=== PROBLEM ===
Go through the listing and pick out each line with the word "あなたがたには忌むべきものである" in it.

=== DATASET ENTRIES ===
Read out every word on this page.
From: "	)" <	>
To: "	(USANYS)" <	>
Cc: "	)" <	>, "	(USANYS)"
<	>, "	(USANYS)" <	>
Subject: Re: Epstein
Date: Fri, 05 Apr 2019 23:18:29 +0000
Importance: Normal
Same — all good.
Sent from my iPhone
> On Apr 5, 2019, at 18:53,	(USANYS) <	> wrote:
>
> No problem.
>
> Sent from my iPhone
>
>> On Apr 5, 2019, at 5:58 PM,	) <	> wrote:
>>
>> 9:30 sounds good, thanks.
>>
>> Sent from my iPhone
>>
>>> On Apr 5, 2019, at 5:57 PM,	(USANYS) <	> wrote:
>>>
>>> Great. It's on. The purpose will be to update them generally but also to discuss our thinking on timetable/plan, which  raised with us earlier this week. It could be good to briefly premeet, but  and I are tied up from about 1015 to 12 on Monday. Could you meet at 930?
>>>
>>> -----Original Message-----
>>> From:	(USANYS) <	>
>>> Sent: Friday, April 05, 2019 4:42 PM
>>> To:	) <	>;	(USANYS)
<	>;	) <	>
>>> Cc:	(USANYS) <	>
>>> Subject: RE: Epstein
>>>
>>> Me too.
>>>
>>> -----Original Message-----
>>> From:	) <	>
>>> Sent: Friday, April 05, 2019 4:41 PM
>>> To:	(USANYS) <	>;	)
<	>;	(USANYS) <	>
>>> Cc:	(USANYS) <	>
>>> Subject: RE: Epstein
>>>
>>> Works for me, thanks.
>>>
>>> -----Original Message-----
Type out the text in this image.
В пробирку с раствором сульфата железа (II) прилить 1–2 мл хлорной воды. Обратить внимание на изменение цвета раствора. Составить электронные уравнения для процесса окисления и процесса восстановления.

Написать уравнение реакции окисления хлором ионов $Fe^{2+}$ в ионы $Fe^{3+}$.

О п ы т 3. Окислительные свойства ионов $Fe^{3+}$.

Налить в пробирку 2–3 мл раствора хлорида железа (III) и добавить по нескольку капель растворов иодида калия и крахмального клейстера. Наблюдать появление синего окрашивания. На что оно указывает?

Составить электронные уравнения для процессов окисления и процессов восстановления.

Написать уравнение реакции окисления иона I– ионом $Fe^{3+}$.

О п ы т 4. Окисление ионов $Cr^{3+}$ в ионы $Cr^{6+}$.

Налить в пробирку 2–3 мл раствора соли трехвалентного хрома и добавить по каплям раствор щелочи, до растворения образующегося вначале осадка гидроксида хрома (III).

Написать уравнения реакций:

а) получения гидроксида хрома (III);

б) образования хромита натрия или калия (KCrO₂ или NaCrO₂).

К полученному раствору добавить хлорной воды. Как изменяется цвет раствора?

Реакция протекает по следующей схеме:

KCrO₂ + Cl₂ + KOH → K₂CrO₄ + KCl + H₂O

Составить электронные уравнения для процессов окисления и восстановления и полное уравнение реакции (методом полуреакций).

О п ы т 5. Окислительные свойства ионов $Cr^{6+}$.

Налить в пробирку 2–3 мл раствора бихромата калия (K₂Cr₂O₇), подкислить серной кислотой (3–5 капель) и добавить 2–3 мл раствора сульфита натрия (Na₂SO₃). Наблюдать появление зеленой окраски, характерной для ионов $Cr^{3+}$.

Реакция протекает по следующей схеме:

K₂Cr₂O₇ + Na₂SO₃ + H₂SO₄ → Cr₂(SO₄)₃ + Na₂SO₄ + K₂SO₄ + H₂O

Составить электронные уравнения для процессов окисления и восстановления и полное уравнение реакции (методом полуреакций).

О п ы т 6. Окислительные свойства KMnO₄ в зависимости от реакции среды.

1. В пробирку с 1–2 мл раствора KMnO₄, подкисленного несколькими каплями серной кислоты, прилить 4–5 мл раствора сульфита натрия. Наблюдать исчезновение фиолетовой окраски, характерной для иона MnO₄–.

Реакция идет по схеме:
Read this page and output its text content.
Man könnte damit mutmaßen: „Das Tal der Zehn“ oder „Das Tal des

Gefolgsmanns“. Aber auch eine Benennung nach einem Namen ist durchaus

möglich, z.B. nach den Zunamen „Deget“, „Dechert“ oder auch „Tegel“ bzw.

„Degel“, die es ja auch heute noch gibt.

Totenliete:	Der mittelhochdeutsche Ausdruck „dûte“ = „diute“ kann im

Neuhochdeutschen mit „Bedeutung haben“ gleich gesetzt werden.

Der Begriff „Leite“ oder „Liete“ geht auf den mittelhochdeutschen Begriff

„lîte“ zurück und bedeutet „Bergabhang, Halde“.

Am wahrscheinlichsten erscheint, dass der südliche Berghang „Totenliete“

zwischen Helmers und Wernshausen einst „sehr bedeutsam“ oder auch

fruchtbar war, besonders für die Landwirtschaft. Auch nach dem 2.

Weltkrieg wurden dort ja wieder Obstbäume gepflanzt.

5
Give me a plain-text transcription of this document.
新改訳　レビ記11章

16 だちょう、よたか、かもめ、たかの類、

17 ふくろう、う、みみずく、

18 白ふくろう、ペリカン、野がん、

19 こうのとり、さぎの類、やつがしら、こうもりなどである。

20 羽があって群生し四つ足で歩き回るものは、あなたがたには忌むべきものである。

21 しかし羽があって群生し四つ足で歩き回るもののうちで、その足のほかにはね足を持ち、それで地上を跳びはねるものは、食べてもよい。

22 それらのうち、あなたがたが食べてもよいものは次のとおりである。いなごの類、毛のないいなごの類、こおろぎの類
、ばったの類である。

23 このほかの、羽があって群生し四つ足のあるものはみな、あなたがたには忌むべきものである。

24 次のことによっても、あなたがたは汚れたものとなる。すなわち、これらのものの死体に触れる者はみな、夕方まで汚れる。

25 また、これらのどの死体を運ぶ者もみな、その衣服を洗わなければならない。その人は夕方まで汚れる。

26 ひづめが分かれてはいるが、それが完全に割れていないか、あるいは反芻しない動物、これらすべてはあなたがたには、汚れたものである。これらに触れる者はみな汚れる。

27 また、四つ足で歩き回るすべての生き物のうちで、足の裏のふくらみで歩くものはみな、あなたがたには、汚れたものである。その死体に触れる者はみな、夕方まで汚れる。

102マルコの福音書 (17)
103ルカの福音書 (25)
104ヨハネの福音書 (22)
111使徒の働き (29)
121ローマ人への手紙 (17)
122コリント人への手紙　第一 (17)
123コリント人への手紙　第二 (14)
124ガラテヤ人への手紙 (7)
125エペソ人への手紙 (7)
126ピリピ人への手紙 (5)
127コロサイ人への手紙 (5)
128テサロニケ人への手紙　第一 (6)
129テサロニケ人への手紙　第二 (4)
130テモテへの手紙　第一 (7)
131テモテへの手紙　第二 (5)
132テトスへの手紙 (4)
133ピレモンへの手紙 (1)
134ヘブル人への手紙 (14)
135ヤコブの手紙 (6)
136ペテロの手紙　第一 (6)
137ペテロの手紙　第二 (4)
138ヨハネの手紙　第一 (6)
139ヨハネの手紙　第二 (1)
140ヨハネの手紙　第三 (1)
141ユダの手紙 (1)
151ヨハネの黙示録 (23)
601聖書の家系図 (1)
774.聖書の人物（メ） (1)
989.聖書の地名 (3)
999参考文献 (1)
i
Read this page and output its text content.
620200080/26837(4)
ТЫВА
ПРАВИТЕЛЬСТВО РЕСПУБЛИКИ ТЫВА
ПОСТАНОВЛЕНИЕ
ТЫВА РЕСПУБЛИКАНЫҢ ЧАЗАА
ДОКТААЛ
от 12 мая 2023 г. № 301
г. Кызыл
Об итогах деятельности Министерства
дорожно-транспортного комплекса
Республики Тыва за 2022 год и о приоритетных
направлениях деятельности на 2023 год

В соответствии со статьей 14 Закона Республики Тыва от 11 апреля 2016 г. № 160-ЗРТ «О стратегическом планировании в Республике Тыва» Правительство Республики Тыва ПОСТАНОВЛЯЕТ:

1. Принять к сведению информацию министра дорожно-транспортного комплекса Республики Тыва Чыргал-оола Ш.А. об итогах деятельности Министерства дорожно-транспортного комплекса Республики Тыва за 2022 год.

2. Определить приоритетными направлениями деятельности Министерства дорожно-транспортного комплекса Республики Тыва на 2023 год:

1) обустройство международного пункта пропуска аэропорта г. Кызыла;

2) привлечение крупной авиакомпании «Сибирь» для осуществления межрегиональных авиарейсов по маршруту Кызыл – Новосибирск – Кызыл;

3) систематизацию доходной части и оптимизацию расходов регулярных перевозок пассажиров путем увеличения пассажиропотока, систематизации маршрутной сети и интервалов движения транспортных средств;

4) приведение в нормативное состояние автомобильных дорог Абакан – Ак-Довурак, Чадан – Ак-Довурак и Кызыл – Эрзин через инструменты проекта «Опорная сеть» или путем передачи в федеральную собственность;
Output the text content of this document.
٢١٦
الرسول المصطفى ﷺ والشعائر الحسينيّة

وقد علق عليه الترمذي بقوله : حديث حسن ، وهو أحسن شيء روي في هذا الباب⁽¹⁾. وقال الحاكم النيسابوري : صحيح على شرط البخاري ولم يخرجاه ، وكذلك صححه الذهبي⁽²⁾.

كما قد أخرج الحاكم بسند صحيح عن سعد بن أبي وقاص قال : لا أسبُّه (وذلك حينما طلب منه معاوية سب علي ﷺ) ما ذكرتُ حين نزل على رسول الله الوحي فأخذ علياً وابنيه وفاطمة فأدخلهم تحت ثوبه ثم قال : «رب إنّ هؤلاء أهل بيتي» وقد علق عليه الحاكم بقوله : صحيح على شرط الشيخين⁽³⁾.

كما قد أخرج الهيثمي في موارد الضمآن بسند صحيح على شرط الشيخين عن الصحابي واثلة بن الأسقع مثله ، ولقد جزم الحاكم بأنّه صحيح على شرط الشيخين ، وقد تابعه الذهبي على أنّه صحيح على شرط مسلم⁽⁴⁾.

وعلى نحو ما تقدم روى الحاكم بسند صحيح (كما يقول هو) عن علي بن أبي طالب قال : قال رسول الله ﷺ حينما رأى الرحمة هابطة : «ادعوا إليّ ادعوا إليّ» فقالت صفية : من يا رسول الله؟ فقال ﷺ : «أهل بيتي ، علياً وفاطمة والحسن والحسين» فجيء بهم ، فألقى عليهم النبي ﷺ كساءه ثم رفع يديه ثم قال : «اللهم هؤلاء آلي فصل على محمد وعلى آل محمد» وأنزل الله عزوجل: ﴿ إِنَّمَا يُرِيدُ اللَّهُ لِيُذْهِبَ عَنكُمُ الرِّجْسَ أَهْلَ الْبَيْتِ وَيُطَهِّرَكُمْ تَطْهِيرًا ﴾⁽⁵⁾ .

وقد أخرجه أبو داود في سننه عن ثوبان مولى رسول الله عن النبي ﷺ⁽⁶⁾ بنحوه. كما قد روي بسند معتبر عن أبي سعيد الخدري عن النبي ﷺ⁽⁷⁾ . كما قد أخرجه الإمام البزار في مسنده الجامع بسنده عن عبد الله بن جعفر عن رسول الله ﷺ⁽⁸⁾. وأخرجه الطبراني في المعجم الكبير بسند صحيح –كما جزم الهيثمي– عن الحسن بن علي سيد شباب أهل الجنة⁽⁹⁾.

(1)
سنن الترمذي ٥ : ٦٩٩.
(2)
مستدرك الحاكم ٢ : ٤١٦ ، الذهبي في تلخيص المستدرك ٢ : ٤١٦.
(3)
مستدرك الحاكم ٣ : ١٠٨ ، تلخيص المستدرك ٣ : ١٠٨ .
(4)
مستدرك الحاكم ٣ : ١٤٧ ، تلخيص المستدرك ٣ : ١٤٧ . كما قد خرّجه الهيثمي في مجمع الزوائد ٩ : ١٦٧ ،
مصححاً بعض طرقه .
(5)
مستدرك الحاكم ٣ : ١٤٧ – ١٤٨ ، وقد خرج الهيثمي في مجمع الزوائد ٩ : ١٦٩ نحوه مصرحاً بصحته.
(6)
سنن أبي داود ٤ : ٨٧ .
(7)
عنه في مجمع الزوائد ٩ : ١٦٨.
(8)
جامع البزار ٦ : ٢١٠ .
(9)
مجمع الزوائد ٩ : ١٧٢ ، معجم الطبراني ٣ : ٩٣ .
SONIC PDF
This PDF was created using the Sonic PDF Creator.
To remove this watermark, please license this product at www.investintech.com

=== WRITTEN REPLY ===
20 羽があって群生し四つ足で歩き回るものは、あなたがたには忌むべきものである。
23 このほかの、羽があって群生し四つ足のあるものはみな、あなたがたには忌むべきものである。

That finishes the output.